Prompt -
Copy each line with the word "avril" in it.
## start Exercise inputs
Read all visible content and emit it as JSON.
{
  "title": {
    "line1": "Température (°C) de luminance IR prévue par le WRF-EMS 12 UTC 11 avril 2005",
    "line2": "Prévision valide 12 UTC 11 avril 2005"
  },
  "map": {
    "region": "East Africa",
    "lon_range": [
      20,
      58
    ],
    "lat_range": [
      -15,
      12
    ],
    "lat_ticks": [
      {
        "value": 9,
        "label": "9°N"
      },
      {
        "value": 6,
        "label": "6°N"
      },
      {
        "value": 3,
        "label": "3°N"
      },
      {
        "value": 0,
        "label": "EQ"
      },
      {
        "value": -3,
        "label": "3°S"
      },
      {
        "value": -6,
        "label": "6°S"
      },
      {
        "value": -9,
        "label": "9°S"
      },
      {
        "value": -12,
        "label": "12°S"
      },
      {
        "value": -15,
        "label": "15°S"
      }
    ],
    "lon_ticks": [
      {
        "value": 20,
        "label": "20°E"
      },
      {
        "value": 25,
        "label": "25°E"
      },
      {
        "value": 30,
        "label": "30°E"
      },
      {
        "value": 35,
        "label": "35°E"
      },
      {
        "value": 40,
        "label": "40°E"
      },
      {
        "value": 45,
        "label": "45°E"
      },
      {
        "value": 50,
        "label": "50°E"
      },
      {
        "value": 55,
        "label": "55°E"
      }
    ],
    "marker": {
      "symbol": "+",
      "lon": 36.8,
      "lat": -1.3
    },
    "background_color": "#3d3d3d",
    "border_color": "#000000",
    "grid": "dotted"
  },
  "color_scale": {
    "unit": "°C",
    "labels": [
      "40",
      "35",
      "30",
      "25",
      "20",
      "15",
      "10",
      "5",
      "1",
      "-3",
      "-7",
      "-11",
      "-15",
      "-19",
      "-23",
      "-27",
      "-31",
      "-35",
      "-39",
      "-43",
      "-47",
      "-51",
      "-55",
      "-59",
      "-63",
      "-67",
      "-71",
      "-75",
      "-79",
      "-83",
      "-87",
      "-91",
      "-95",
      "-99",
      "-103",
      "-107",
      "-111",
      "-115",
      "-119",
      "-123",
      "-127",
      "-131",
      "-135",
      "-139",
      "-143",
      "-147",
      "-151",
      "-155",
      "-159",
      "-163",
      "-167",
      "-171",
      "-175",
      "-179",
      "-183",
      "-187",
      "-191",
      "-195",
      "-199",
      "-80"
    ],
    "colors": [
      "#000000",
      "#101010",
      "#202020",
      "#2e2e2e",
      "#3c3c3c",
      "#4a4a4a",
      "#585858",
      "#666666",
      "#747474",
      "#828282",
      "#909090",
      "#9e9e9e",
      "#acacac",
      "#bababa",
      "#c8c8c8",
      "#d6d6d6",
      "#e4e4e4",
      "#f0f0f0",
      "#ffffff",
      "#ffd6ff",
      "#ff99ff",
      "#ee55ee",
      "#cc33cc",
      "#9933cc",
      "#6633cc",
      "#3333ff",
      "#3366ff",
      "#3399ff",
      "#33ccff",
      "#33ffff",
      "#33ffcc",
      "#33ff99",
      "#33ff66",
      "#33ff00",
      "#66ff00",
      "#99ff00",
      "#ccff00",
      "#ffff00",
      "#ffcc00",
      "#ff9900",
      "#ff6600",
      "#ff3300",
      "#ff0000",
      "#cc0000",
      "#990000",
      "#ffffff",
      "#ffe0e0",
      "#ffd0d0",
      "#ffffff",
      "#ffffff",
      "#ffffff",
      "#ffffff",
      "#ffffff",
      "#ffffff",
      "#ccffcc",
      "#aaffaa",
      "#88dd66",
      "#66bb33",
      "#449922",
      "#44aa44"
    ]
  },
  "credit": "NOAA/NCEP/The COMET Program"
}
## end Exercise inputs
Exercise solution -
    "line1": "Température (°C) de luminance IR prévue par le WRF-EMS 12 UTC 11 avril 2005",
    "line2": "Prévision valide 12 UTC 11 avril 2005"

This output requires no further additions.